TASK GOAL - Please switch every "oral surgery text" in the records below to "surgery caption", keeping all other text the same. Return the full set of records without the pictures.

[Element and coordinate records]
§

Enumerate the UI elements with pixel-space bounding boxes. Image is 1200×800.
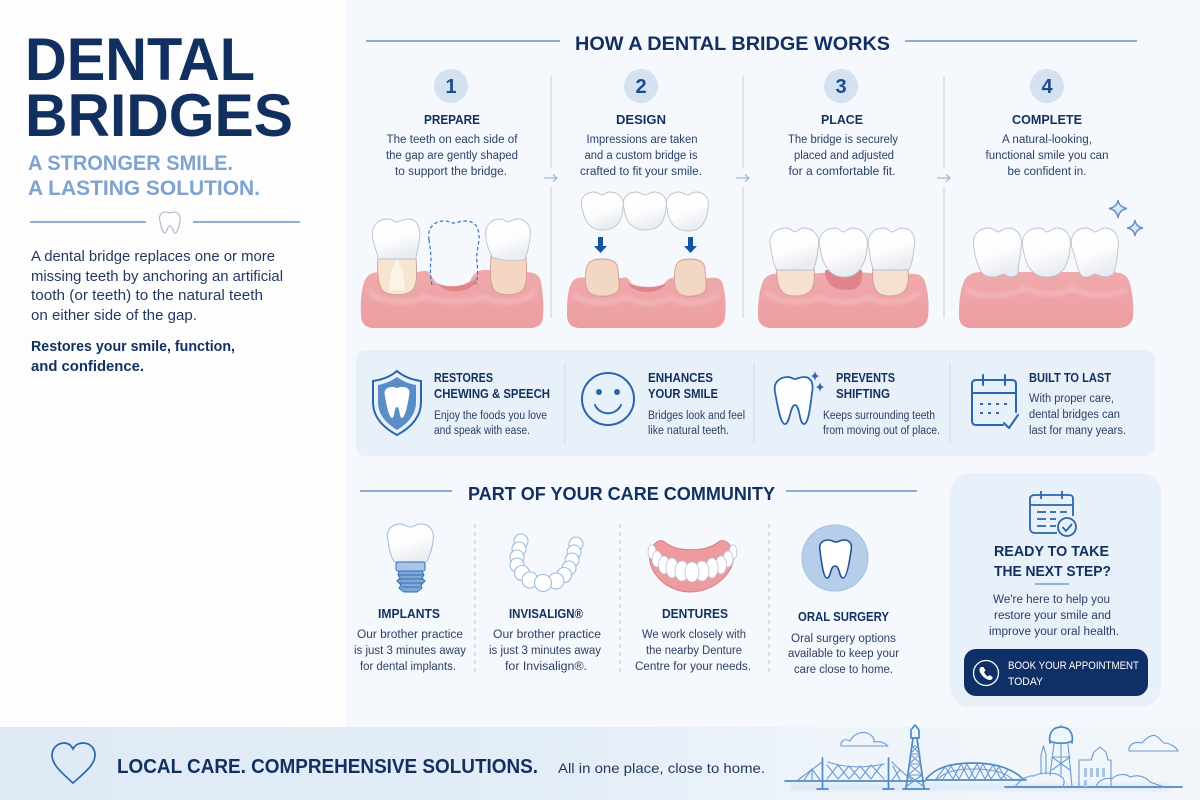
oral surgery text: available to keep your [788,648,899,660]
illustration: bridge above prepared teeth [567,192,726,328]
panel: benefits [356,350,1155,456]
icon: calendar with check [1030,491,1076,536]
title: BRIDGES [25,82,293,149]
benefit: built to last: BUILT TO LAST [1029,371,1111,385]
button: book your appointment: TODAY [1008,676,1044,688]
button: book your appointment [964,649,1148,696]
cta heading: READY TO TAKE [994,543,1109,560]
benefit: restores chewing and speech [373,371,550,437]
subtitle: A STRONGER SMILE. [28,151,233,175]
dentures text: DENTURES [662,607,728,621]
intro paragraph: tooth (or teeth) to the natural teeth [31,287,263,304]
dentures text [635,607,751,673]
truss bridge [785,758,925,789]
cta text: restore your smile and [994,610,1111,622]
icon: aligner [510,534,583,592]
clouds [841,732,888,746]
invisalign text: Our brother practice [493,629,601,641]
invisalign text: for Invisalign®. [505,661,587,673]
panel: call to action [950,473,1161,707]
dashed missing tooth outline [429,221,479,285]
water tower [1050,725,1072,787]
building [1079,747,1111,787]
icon: shield tooth [373,371,421,435]
subtitle: A LASTING SOLUTION. [28,176,260,200]
number badge 1: 1 [445,76,457,98]
step 4 text: A natural-looking, [1002,134,1092,146]
number badge 3 [824,69,858,103]
intro paragraph: missing teeth by anchoring an artificial [31,268,283,285]
icon: tooth in circle [802,525,868,591]
step 3 text [788,113,898,178]
subtitle [28,151,260,200]
divider with tooth icon [30,212,300,233]
bold statement [31,338,235,375]
bushes [1015,773,1064,787]
benefit: prevents shifting: Keeps surrounding teeth [823,410,935,422]
bridge crowns [581,192,708,231]
icon: smile [582,373,634,425]
intro paragraph: on either side of the gap. [31,307,197,324]
icon: dentures [648,541,737,592]
invisalign text [489,607,601,673]
step 4 text [986,113,1108,178]
service: implants [354,524,466,673]
icon: implant [387,524,433,592]
step 3 text: The bridge is securely [788,134,898,146]
oral surgery text: care close to home. [794,664,893,676]
number badge 2: 2 [635,76,647,98]
heading: how a dental bridge works: HOW A DENTAL BRIDGE WORKS [575,34,890,55]
icon: calendar check [972,375,1018,428]
footer band [0,725,1200,800]
number badge 1 [434,69,468,103]
invisalign text: is just 3 minutes away [489,645,601,657]
step 2 text [580,113,702,178]
step 1 text: The teeth on each side of [386,134,518,146]
button: book your appointment: BOOK YOUR APPOINTMENT [1008,660,1139,672]
illustration: bridge placed [758,228,929,328]
implants text: IMPLANTS [378,607,440,621]
oral surgery text: ORAL SURGERY [798,610,890,624]
implants text: Our brother practice [357,629,463,641]
intro paragraph [31,248,283,324]
step 1 text: PREPARE [424,113,480,127]
number badge 4: 4 [1041,76,1053,98]
oral surgery text: Oral surgery options [791,633,896,645]
step 1: prepare [361,69,543,328]
service: dentures [635,541,751,673]
step 1 text: to support the bridge. [395,166,507,178]
dentures text: Centre for your needs. [635,661,751,673]
implants text: is just 3 minutes away [354,645,466,657]
invisalign text: INVISALIGN® [509,607,584,621]
number badge 4 [1030,69,1064,103]
implants text: for dental implants. [360,661,456,673]
benefit: prevents shifting: PREVENTS [836,371,895,385]
implants text [354,607,466,673]
skyline illustration [785,725,1182,790]
benefit: enhances your smile [582,371,745,437]
cta heading: THE NEXT STEP? [994,563,1111,580]
icon: heart [52,743,95,783]
step 1 text: the gap are gently shaped [386,150,518,162]
intro paragraph: A dental bridge replaces one or more [31,248,275,265]
benefit: prevents shifting: SHIFTING [836,387,890,401]
step 3 text: PLACE [821,113,863,127]
benefit: enhances your smile: Bridges look and feel [648,410,745,422]
step 4 text: functional smile you can [986,150,1108,162]
step 4 text: be confident in. [1008,166,1086,178]
down arrows [594,237,697,253]
step dividers and arrows [544,76,950,318]
benefit: enhances your smile: like natural teeth. [648,425,729,437]
step 2 text: DESIGN [616,113,666,127]
title: DENTAL [25,26,255,93]
bold statement: Restores your smile, function, [31,338,235,355]
left column [25,26,300,375]
step 3: place [758,69,929,328]
icon: tooth with sparkles [775,371,824,424]
benefit: restores chewing and speech: and speak with ease. [434,425,530,437]
footer tagline: LOCAL CARE. COMPREHENSIVE SOLUTIONS. [117,756,538,778]
illustration: prepared gap [361,219,543,328]
sparkles [1109,200,1143,236]
benefit: prevents shifting [775,371,940,437]
step 2 text: and a custom bridge is [584,150,698,162]
water glow [790,784,1170,790]
cta text: We're here to help you [993,594,1110,606]
step 3 text: placed and adjusted [794,150,894,162]
cta text: improve your oral health. [989,626,1119,638]
dentures text: the nearby Denture [646,645,742,657]
dentures text: We work closely with [642,629,746,641]
service: invisalign [489,534,601,673]
cta heading [994,543,1111,580]
ground line [1005,786,1182,788]
cta text [989,594,1119,638]
step 1 text [386,113,518,178]
benefit: restores chewing and speech: Enjoy the foods you love [434,410,547,422]
number badge 2 [624,69,658,103]
step 3 text: for a comfortable fit. [788,166,896,178]
step 2: design [567,69,726,328]
illustration: completed smile [959,200,1143,328]
benefit: restores chewing and speech: CHEWING & SPEECH [434,387,550,401]
title [25,26,293,149]
benefit: built to last: last for many years. [1029,425,1126,437]
benefit: enhances your smile: YOUR SMILE [648,387,718,401]
benefit: enhances your smile: ENHANCES [648,371,713,385]
number badge 3: 3 [835,76,847,98]
benefit: built to last: With proper care, [1029,393,1114,405]
benefit: restores chewing and speech: RESTORES [434,371,493,385]
oral surgery text [788,610,899,676]
footer note: All in one place, close to home. [558,760,765,776]
step 2 text: Impressions are taken [586,134,698,146]
right content panel [346,0,1200,727]
benefit: prevents shifting: from moving out of place. [823,425,940,437]
step 4 text: COMPLETE [1012,113,1082,127]
bold statement: and confidence. [31,358,144,375]
benefit: built to last: dental bridges can [1029,409,1120,421]
benefit: built to last [972,371,1126,437]
service: oral surgery [788,525,899,676]
lattice tower [903,725,929,789]
arch bridge [926,763,1026,780]
heading: part of your care community: PART OF YOUR CARE COMMUNITY [468,484,775,504]
step 2 text: crafted to fit your smile. [580,166,702,178]
step 4: complete [959,69,1143,328]
spire [1041,746,1046,774]
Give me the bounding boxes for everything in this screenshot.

§

SOLUTION TO THIS PROBLEM -
Enumerate the UI elements with pixel-space bounding boxes. Image is 1200×800.
surgery caption: available to keep your [788,648,899,660]
illustration: bridge above prepared teeth [567,192,726,328]
panel: benefits [356,350,1155,456]
icon: calendar with check [1030,491,1076,536]
title: BRIDGES [25,82,293,149]
benefit: built to last: BUILT TO LAST [1029,371,1111,385]
button: book your appointment: TODAY [1008,676,1044,688]
button: book your appointment [964,649,1148,696]
cta heading: READY TO TAKE [994,543,1109,560]
benefit: restores chewing and speech [373,371,550,437]
subtitle: A STRONGER SMILE. [28,151,233,175]
dentures text: DENTURES [662,607,728,621]
intro paragraph: tooth (or teeth) to the natural teeth [31,287,263,304]
dentures text [635,607,751,673]
truss bridge [785,758,925,789]
cta text: restore your smile and [994,610,1111,622]
icon: aligner [510,534,583,592]
clouds [841,732,888,746]
invisalign text: Our brother practice [493,629,601,641]
invisalign text: for Invisalign®. [505,661,587,673]
panel: call to action [950,473,1161,707]
dashed missing tooth outline [429,221,479,285]
water tower [1050,725,1072,787]
building [1079,747,1111,787]
icon: shield tooth [373,371,421,435]
subtitle: A LASTING SOLUTION. [28,176,260,200]
number badge 1: 1 [445,76,457,98]
step 4 text: A natural-looking, [1002,134,1092,146]
number badge 3 [824,69,858,103]
intro paragraph: missing teeth by anchoring an artificial [31,268,283,285]
icon: tooth in circle [802,525,868,591]
step 3 text [788,113,898,178]
subtitle [28,151,260,200]
divider with tooth icon [30,212,300,233]
bold statement [31,338,235,375]
bushes [1015,773,1064,787]
benefit: prevents shifting: Keeps surrounding teeth [823,410,935,422]
bridge crowns [581,192,708,231]
icon: smile [582,373,634,425]
intro paragraph: on either side of the gap. [31,307,197,324]
icon: dentures [648,541,737,592]
invisalign text [489,607,601,673]
step 4 text [986,113,1108,178]
service: implants [354,524,466,673]
icon: implant [387,524,433,592]
step 3 text: The bridge is securely [788,134,898,146]
surgery caption: care close to home. [794,664,893,676]
number badge 2: 2 [635,76,647,98]
heading: how a dental bridge works: HOW A DENTAL BRIDGE WORKS [575,34,890,55]
icon: calendar check [972,375,1018,428]
footer band [0,725,1200,800]
number badge 1 [434,69,468,103]
invisalign text: is just 3 minutes away [489,645,601,657]
step 2 text [580,113,702,178]
step 1 text: The teeth on each side of [386,134,518,146]
button: book your appointment: BOOK YOUR APPOINTMENT [1008,660,1139,672]
illustration: bridge placed [758,228,929,328]
implants text: IMPLANTS [378,607,440,621]
surgery caption: ORAL SURGERY [798,610,890,624]
implants text: Our brother practice [357,629,463,641]
intro paragraph [31,248,283,324]
step 1 text: PREPARE [424,113,480,127]
number badge 4: 4 [1041,76,1053,98]
surgery caption: Oral surgery options [791,633,896,645]
step 1: prepare [361,69,543,328]
service: dentures [635,541,751,673]
step 1 text: to support the bridge. [395,166,507,178]
dentures text: Centre for your needs. [635,661,751,673]
implants text: is just 3 minutes away [354,645,466,657]
invisalign text: INVISALIGN® [509,607,584,621]
number badge 4 [1030,69,1064,103]
implants text: for dental implants. [360,661,456,673]
benefit: prevents shifting: PREVENTS [836,371,895,385]
implants text [354,607,466,673]
skyline illustration [785,725,1182,790]
benefit: enhances your smile [582,371,745,437]
cta heading: THE NEXT STEP? [994,563,1111,580]
icon: heart [52,743,95,783]
step 1 text: the gap are gently shaped [386,150,518,162]
intro paragraph: A dental bridge replaces one or more [31,248,275,265]
benefit: prevents shifting: SHIFTING [836,387,890,401]
step 3 text: PLACE [821,113,863,127]
benefit: enhances your smile: Bridges look and feel [648,410,745,422]
step 4 text: functional smile you can [986,150,1108,162]
step 4 text: be confident in. [1008,166,1086,178]
down arrows [594,237,697,253]
step dividers and arrows [544,76,950,318]
benefit: enhances your smile: like natural teeth. [648,425,729,437]
step 2 text: DESIGN [616,113,666,127]
title: DENTAL [25,26,255,93]
bold statement: Restores your smile, function, [31,338,235,355]
left column [25,26,300,375]
step 3: place [758,69,929,328]
icon: tooth with sparkles [775,371,824,424]
benefit: restores chewing and speech: and speak with ease. [434,425,530,437]
footer tagline: LOCAL CARE. COMPREHENSIVE SOLUTIONS. [117,756,538,778]
illustration: prepared gap [361,219,543,328]
sparkles [1109,200,1143,236]
benefit: prevents shifting [775,371,940,437]
step 2 text: and a custom bridge is [584,150,698,162]
water glow [790,784,1170,790]
cta text: We're here to help you [993,594,1110,606]
step 3 text: placed and adjusted [794,150,894,162]
cta text: improve your oral health. [989,626,1119,638]
dentures text: the nearby Denture [646,645,742,657]
dentures text: We work closely with [642,629,746,641]
service: invisalign [489,534,601,673]
cta heading [994,543,1111,580]
ground line [1005,786,1182,788]
cta text [989,594,1119,638]
step 1 text [386,113,518,178]
benefit: restores chewing and speech: Enjoy the foods you love [434,410,547,422]
number badge 2 [624,69,658,103]
step 3 text: for a comfortable fit. [788,166,896,178]
step 2: design [567,69,726,328]
illustration: completed smile [959,200,1143,328]
benefit: restores chewing and speech: CHEWING & SPEECH [434,387,550,401]
title [25,26,293,149]
benefit: built to last: last for many years. [1029,425,1126,437]
benefit: enhances your smile: YOUR SMILE [648,387,718,401]
benefit: enhances your smile: ENHANCES [648,371,713,385]
number badge 3: 3 [835,76,847,98]
benefit: built to last: With proper care, [1029,393,1114,405]
benefit: restores chewing and speech: RESTORES [434,371,493,385]
surgery caption [788,610,899,676]
footer note: All in one place, close to home. [558,760,765,776]
step 2 text: Impressions are taken [586,134,698,146]
right content panel [346,0,1200,727]
benefit: prevents shifting: from moving out of place. [823,425,940,437]
step 4 text: COMPLETE [1012,113,1082,127]
bold statement: and confidence. [31,358,144,375]
benefit: built to last: dental bridges can [1029,409,1120,421]
benefit: built to last [972,371,1126,437]
service: oral surgery [788,525,899,676]
lattice tower [903,725,929,789]
arch bridge [926,763,1026,780]
heading: part of your care community: PART OF YOUR CARE COMMUNITY [468,484,775,504]
step 2 text: crafted to fit your smile. [580,166,702,178]
step 4: complete [959,69,1143,328]
spire [1041,746,1046,774]
Give me the bounding boxes for everything in this screenshot.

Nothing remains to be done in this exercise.